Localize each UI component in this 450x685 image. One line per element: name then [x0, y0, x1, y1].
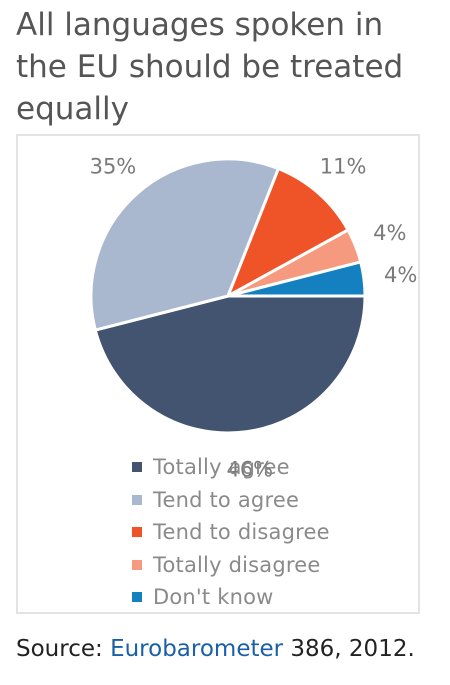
legend-label: Totally disagree [153, 552, 321, 577]
legend-swatch [132, 559, 142, 570]
slice-label: 35% [90, 154, 137, 178]
legend-label: Don't know [153, 585, 274, 610]
pie-slice-don-t-know [226, 260, 367, 298]
pie-chart: 46% 35% 11% 4% 4% [89, 154, 417, 482]
legend-label: Totally agree [153, 455, 290, 480]
legend-item: Totally agree [132, 451, 330, 484]
legend-item: Tend to agree [132, 484, 330, 517]
slice-label: 11% [320, 154, 367, 178]
legend-label: Tend to agree [153, 487, 300, 512]
slice-label: 46% [226, 458, 273, 482]
chart-frame: 46% 35% 11% 4% 4% Totally agree Tend to agree… [16, 134, 420, 614]
slice-label: 4% [373, 221, 406, 245]
legend-swatch [132, 462, 142, 473]
pie-slice-tend-to-disagree [226, 167, 350, 298]
source-suffix: 386, 2012. [283, 636, 415, 662]
legend-swatch [132, 527, 142, 538]
slice-label: 4% [384, 263, 417, 287]
pie-slice-tend-to-agree [89, 157, 280, 332]
source-link[interactable]: Eurobarometer [110, 636, 284, 662]
legend-item: Totally disagree [132, 549, 330, 582]
source-line: Source: Eurobarometer 386, 2012. [16, 636, 415, 662]
source-prefix: Source: [16, 636, 111, 662]
legend-item: Don't know [132, 581, 330, 614]
legend-label: Tend to disagree [153, 520, 330, 545]
legend: Totally agree Tend to agree Tend to disagr… [132, 451, 330, 614]
legend-swatch [132, 494, 142, 505]
legend-item: Tend to disagree [132, 516, 330, 549]
legend-swatch [132, 592, 142, 603]
chart-title: All languages spoken in the EU should be… [16, 7, 404, 127]
pie-slice-totally-agree [93, 294, 367, 435]
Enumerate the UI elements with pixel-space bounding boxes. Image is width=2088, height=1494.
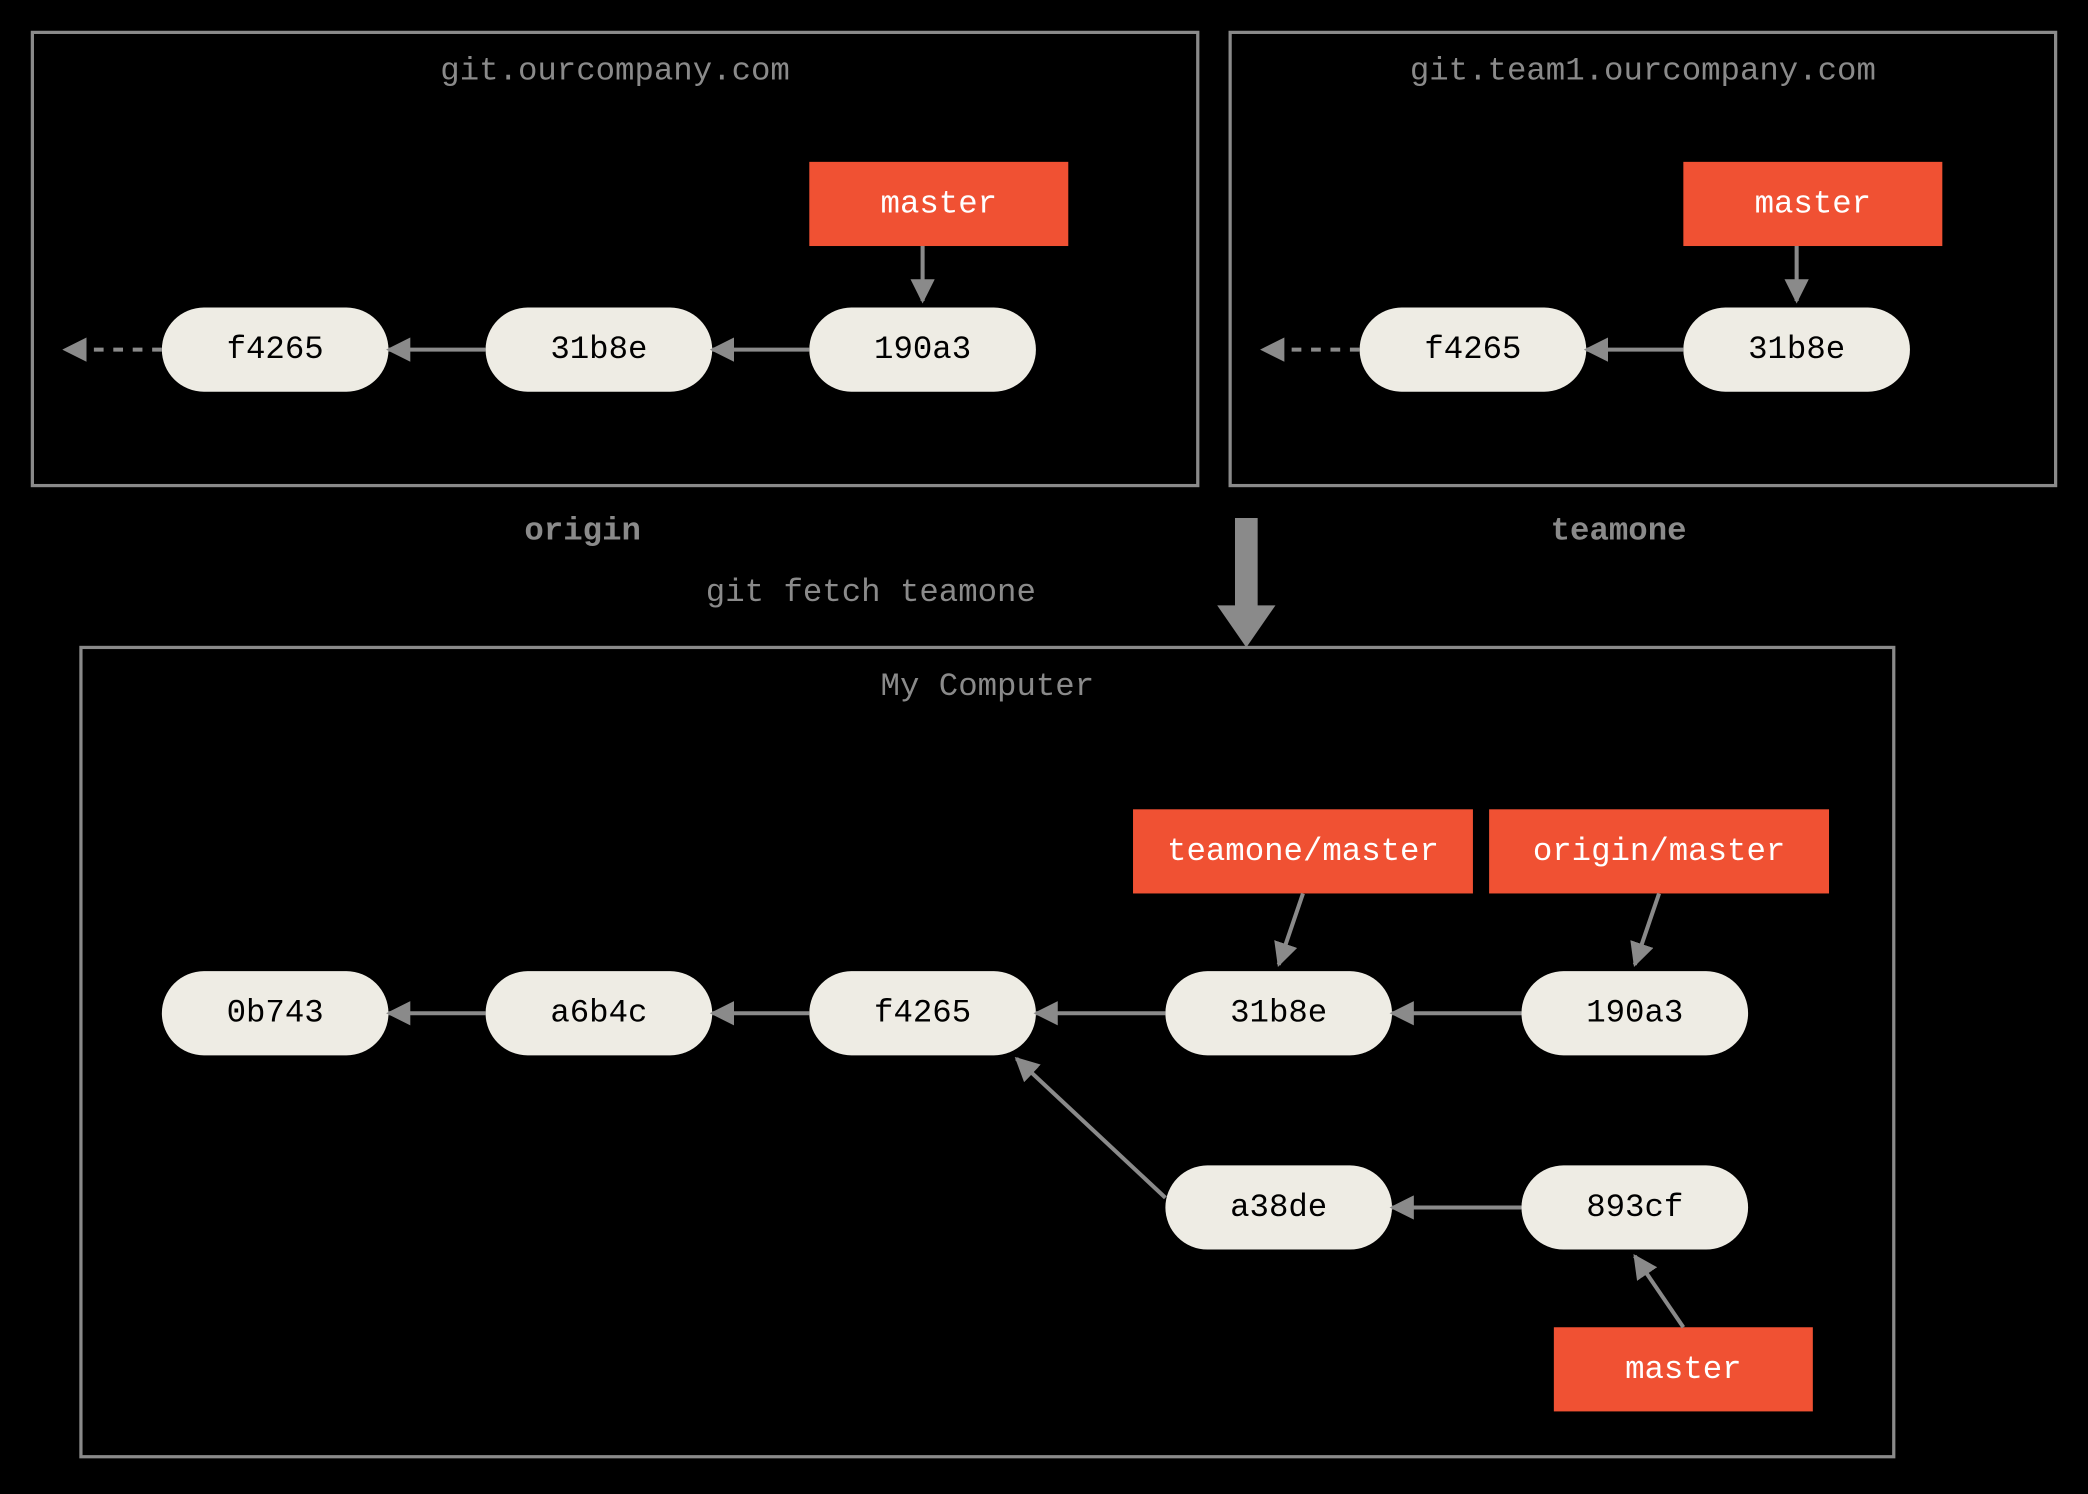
teamone-branch: master (1683, 162, 1942, 246)
commit-hash: 0b743 (227, 995, 324, 1032)
local-commit: 893cf (1521, 1165, 1748, 1249)
local-commit: f4265 (809, 971, 1036, 1055)
origin-branch: master (809, 162, 1068, 246)
origin-commit: f4265 (162, 308, 389, 392)
local-branch-arrow (1279, 893, 1303, 964)
commit-hash: a6b4c (550, 995, 647, 1032)
box-local-title: My Computer (881, 668, 1095, 705)
box-origin-label: origin (524, 512, 641, 549)
box-origin-title: git.ourcompany.com (440, 53, 790, 90)
local-commit: 190a3 (1521, 971, 1748, 1055)
branch-label: master (881, 185, 998, 222)
box-teamone-label: teamone (1551, 512, 1687, 549)
local-diag-arrow (1016, 1059, 1165, 1198)
branch-label: master (1755, 185, 1872, 222)
local-commit: 0b743 (162, 971, 389, 1055)
local-commit: 31b8e (1165, 971, 1392, 1055)
local-branch-arrow (1635, 893, 1659, 964)
teamone-commit: f4265 (1360, 308, 1587, 392)
origin-commit: 31b8e (486, 308, 713, 392)
commit-hash: 893cf (1586, 1189, 1683, 1226)
commit-hash: f4265 (227, 331, 324, 368)
box-origin: git.ourcompany.com origin (32, 32, 1197, 549)
fetch-label: git fetch teamone (706, 574, 1036, 611)
commit-hash: f4265 (1424, 331, 1521, 368)
commit-hash: 190a3 (874, 331, 971, 368)
local-branch-arrow (1635, 1256, 1684, 1327)
box-teamone-title: git.team1.ourcompany.com (1410, 53, 1876, 90)
origin-commit: 190a3 (809, 308, 1036, 392)
local-branch: master (1554, 1327, 1813, 1411)
commit-hash: a38de (1230, 1189, 1327, 1226)
commit-hash: 31b8e (1230, 995, 1327, 1032)
commit-hash: 31b8e (1748, 331, 1845, 368)
branch-label: master (1625, 1351, 1742, 1388)
fetch-arrow (1217, 518, 1275, 647)
local-branch: teamone/master (1133, 809, 1473, 893)
local-commit: a6b4c (486, 971, 713, 1055)
teamone-commit: 31b8e (1683, 308, 1910, 392)
commit-hash: 190a3 (1586, 995, 1683, 1032)
branch-label: teamone/master (1167, 833, 1439, 870)
local-branch: origin/master (1489, 809, 1829, 893)
local-commit: a38de (1165, 1165, 1392, 1249)
box-teamone: git.team1.ourcompany.com teamone (1230, 32, 2055, 549)
branch-label: origin/master (1533, 833, 1785, 870)
commit-hash: 31b8e (550, 331, 647, 368)
commit-hash: f4265 (874, 995, 971, 1032)
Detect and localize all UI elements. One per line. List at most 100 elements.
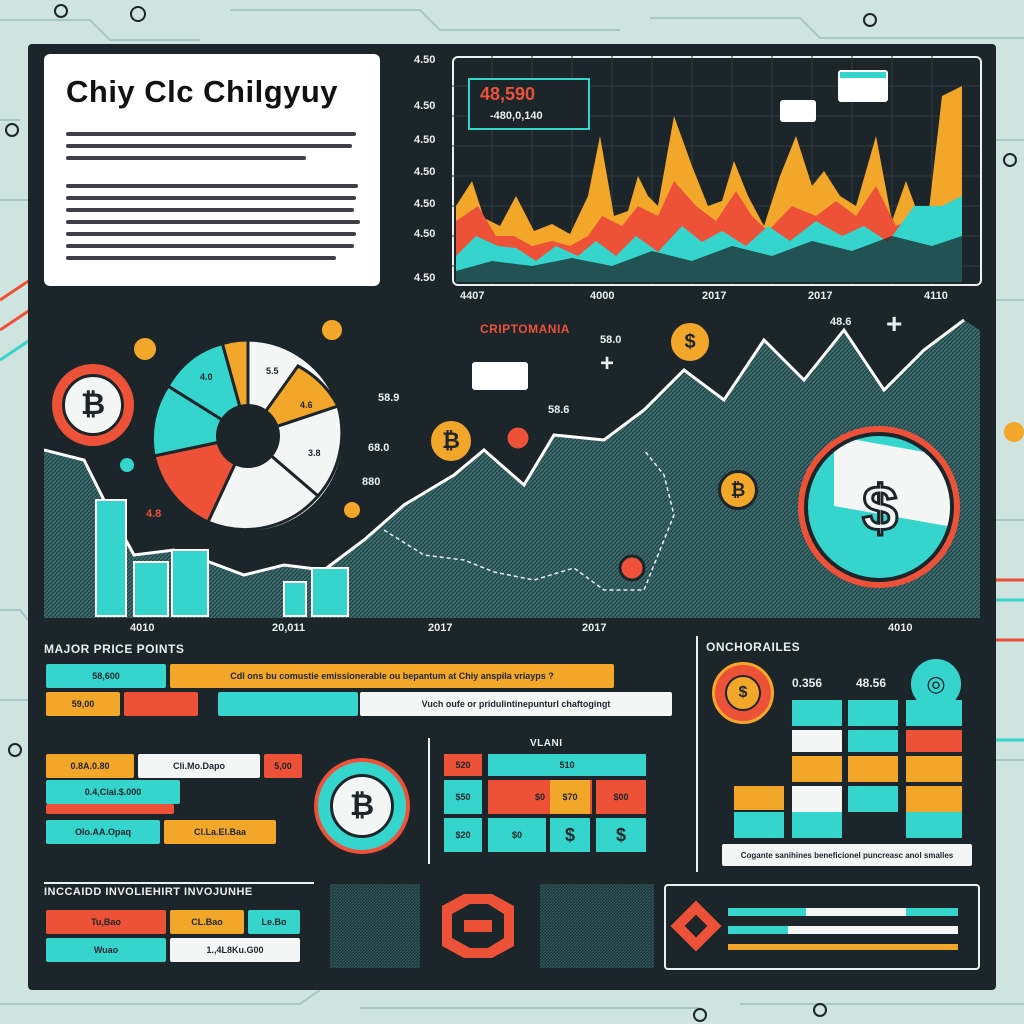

# WHAT THE EXERCISE ASKS
Return all of the rows above word for word, from the first through the last. Leave the pictures out of your answer.

# TASK SOLUTION
Localize each UI component in this 450x685 image. One line per element: name then [x0, y0, x1, y1].
legend-label: Totally disagree [153, 552, 321, 577]
legend-swatch [132, 559, 142, 570]
slice-label: 35% [90, 154, 137, 178]
legend-label: Don't know [153, 585, 274, 610]
pie-slice-don-t-know [226, 260, 367, 298]
pie-chart: 46% 35% 11% 4% 4% [89, 154, 417, 482]
legend-label: Totally agree [153, 455, 290, 480]
legend-item: Totally agree [132, 451, 330, 484]
legend-item: Tend to agree [132, 484, 330, 517]
slice-label: 11% [320, 154, 367, 178]
legend-label: Tend to agree [153, 487, 300, 512]
slice-label: 46% [226, 458, 273, 482]
chart-frame: 46% 35% 11% 4% 4% Totally agree Tend to agree… [16, 134, 420, 614]
slice-label: 4% [373, 221, 406, 245]
legend-swatch [132, 462, 142, 473]
pie-slice-tend-to-disagree [226, 167, 350, 298]
source-suffix: 386, 2012. [283, 636, 415, 662]
legend-swatch [132, 527, 142, 538]
slice-label: 4% [384, 263, 417, 287]
pie-slice-tend-to-agree [89, 157, 280, 332]
source-link[interactable]: Eurobarometer [110, 636, 284, 662]
legend-item: Totally disagree [132, 549, 330, 582]
source-line: Source: Eurobarometer 386, 2012. [16, 636, 415, 662]
source-prefix: Source: [16, 636, 111, 662]
legend-item: Don't know [132, 581, 330, 614]
legend-label: Tend to disagree [153, 520, 330, 545]
legend: Totally agree Tend to agree Tend to disagr… [132, 451, 330, 614]
legend-swatch [132, 494, 142, 505]
legend-item: Tend to disagree [132, 516, 330, 549]
legend-swatch [132, 592, 142, 603]
chart-title: All languages spoken in the EU should be… [16, 7, 404, 127]
pie-slice-totally-agree [93, 294, 367, 435]
Enumerate the UI elements with pixel-space bounding boxes. Image is width=2088, height=1494.
teamone-branch: master (1683, 162, 1942, 246)
commit-hash: 0b743 (227, 995, 324, 1032)
local-commit: 893cf (1521, 1165, 1748, 1249)
local-commit: f4265 (809, 971, 1036, 1055)
origin-branch: master (809, 162, 1068, 246)
origin-commit: f4265 (162, 308, 389, 392)
local-branch-arrow (1279, 893, 1303, 964)
commit-hash: a6b4c (550, 995, 647, 1032)
box-local-title: My Computer (881, 668, 1095, 705)
box-origin-label: origin (524, 512, 641, 549)
box-origin-title: git.ourcompany.com (440, 53, 790, 90)
local-commit: 190a3 (1521, 971, 1748, 1055)
branch-label: master (881, 185, 998, 222)
box-teamone-label: teamone (1551, 512, 1687, 549)
local-diag-arrow (1016, 1059, 1165, 1198)
branch-label: master (1755, 185, 1872, 222)
local-commit: 0b743 (162, 971, 389, 1055)
local-commit: 31b8e (1165, 971, 1392, 1055)
local-branch-arrow (1635, 893, 1659, 964)
teamone-commit: f4265 (1360, 308, 1587, 392)
origin-commit: 31b8e (486, 308, 713, 392)
commit-hash: 893cf (1586, 1189, 1683, 1226)
commit-hash: f4265 (227, 331, 324, 368)
box-origin: git.ourcompany.com origin (32, 32, 1197, 549)
fetch-label: git fetch teamone (706, 574, 1036, 611)
commit-hash: f4265 (1424, 331, 1521, 368)
commit-hash: 190a3 (874, 331, 971, 368)
local-branch-arrow (1635, 1256, 1684, 1327)
box-teamone-title: git.team1.ourcompany.com (1410, 53, 1876, 90)
origin-commit: 190a3 (809, 308, 1036, 392)
local-branch: master (1554, 1327, 1813, 1411)
commit-hash: a38de (1230, 1189, 1327, 1226)
commit-hash: 31b8e (1230, 995, 1327, 1032)
commit-hash: 31b8e (1748, 331, 1845, 368)
branch-label: master (1625, 1351, 1742, 1388)
fetch-arrow (1217, 518, 1275, 647)
local-branch: teamone/master (1133, 809, 1473, 893)
local-commit: a6b4c (486, 971, 713, 1055)
teamone-commit: 31b8e (1683, 308, 1910, 392)
commit-hash: 190a3 (1586, 995, 1683, 1032)
branch-label: teamone/master (1167, 833, 1439, 870)
local-branch: origin/master (1489, 809, 1829, 893)
local-commit: a38de (1165, 1165, 1392, 1249)
box-teamone: git.team1.ourcompany.com teamone (1230, 32, 2055, 549)
branch-label: origin/master (1533, 833, 1785, 870)
commit-hash: 31b8e (550, 331, 647, 368)
commit-hash: f4265 (874, 995, 971, 1032)
Detect and localize all UI elements. One per line. List at most 100 elements.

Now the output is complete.